--- start THE INPUT ---
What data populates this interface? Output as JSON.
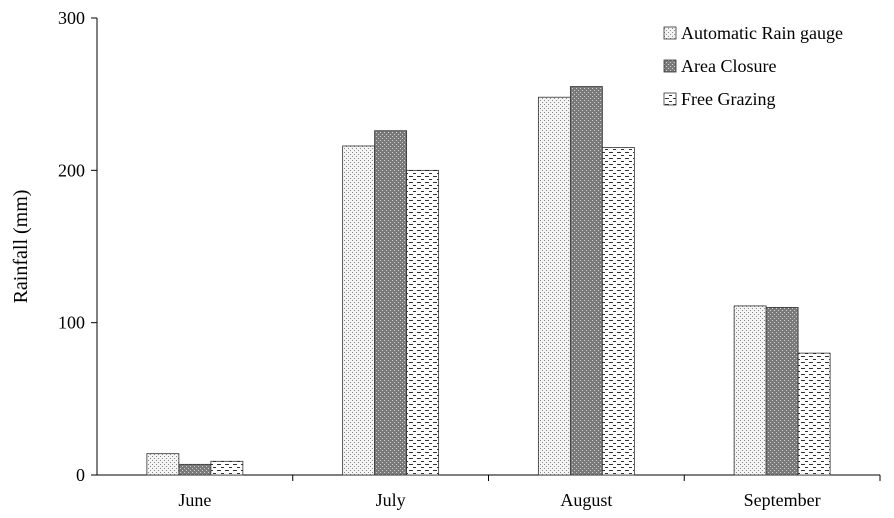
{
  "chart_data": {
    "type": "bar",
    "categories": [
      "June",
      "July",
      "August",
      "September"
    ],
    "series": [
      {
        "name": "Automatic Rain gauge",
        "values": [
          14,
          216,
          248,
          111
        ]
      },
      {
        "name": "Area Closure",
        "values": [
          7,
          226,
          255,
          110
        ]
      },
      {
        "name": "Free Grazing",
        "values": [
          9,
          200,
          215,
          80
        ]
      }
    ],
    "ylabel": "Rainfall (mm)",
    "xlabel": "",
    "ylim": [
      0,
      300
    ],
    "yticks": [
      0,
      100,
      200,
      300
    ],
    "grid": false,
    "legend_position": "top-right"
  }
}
--- end THE INPUT ---
--- start THE INPUT ---
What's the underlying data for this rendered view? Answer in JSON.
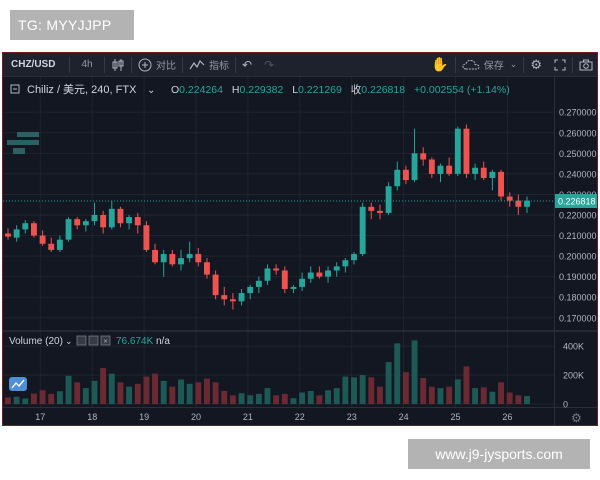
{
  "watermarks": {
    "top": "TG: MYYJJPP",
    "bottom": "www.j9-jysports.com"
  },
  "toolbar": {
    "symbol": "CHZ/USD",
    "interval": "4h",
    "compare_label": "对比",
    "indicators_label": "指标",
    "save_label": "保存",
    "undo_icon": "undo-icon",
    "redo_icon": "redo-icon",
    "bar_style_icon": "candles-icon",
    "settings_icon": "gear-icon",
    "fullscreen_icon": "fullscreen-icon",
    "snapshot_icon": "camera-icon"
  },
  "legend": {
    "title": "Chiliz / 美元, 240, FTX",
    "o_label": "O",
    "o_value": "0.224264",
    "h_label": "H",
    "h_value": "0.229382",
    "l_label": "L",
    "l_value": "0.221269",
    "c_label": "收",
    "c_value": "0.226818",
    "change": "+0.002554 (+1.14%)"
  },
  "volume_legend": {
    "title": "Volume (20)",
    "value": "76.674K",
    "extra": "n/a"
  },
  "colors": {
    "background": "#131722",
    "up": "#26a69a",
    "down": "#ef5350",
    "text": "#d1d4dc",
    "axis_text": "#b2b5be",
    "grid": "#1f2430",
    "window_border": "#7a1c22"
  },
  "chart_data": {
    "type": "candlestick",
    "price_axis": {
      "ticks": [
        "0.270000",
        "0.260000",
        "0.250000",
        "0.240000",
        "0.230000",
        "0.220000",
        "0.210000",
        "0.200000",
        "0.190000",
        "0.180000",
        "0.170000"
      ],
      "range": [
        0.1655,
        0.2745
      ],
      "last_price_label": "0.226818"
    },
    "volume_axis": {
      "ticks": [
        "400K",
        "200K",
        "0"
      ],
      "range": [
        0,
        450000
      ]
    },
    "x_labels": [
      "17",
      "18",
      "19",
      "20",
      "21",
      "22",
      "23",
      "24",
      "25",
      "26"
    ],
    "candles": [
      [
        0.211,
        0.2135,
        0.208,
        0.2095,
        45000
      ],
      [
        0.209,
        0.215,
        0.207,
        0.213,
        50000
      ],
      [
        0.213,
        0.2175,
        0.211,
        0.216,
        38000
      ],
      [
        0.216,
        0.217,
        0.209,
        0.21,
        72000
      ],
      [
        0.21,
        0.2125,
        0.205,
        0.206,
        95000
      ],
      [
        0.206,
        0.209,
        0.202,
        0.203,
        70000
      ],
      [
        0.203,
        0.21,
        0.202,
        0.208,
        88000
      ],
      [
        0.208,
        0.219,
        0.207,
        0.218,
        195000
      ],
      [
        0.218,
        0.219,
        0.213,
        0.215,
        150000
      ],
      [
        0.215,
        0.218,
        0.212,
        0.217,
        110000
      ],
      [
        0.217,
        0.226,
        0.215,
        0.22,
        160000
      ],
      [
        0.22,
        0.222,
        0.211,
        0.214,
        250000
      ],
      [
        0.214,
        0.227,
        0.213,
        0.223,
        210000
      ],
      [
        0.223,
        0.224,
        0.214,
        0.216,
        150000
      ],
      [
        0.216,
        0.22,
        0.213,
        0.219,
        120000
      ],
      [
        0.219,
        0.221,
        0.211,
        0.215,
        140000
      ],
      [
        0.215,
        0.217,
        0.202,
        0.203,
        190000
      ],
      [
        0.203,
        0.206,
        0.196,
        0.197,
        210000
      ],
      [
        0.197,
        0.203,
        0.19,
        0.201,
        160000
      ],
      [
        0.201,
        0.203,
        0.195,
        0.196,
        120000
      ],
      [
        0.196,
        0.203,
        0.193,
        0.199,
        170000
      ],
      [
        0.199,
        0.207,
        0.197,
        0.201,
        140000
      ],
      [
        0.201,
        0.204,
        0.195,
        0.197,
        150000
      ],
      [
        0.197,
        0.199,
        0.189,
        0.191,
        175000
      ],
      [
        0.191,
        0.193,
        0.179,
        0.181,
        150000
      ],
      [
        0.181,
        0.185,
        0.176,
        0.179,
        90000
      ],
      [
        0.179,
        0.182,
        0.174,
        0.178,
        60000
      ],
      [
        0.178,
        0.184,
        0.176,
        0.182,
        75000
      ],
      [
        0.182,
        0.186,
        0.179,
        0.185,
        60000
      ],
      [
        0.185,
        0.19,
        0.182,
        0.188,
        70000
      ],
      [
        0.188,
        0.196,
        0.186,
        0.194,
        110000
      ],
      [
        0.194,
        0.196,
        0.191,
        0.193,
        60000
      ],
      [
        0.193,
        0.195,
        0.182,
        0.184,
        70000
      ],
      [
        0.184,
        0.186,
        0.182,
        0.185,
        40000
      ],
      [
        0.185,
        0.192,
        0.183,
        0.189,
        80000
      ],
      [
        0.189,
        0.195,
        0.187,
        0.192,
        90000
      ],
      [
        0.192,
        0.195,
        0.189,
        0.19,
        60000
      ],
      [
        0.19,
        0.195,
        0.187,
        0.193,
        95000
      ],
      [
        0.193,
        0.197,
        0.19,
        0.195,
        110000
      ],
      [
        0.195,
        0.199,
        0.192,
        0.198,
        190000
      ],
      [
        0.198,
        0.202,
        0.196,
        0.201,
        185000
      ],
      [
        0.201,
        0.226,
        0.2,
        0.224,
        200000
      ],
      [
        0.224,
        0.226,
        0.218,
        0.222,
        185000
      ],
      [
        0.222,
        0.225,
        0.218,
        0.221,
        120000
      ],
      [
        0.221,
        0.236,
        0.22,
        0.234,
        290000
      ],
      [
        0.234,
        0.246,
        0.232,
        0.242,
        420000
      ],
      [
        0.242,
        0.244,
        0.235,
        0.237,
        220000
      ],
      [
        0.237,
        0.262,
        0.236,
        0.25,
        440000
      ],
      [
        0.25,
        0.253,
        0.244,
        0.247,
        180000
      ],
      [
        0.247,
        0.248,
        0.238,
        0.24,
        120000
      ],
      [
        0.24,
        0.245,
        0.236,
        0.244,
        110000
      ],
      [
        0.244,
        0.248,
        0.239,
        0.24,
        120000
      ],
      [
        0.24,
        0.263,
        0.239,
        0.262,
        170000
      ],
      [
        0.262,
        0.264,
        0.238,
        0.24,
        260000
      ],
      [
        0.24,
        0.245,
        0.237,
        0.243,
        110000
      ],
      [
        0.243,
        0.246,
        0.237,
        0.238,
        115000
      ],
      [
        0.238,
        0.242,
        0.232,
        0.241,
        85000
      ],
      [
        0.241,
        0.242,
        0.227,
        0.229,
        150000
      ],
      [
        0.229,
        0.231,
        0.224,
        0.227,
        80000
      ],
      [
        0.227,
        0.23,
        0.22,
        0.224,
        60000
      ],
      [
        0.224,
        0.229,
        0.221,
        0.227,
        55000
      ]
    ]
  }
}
--- end THE INPUT ---
**WHAT TO PRODUCE**
Take every line from the records above that has the word "this" and copy it.

**THE SOLUTION**
What data populates this interface? Output as JSON.
What's the underlying data for this rendered view? Answer in JSON.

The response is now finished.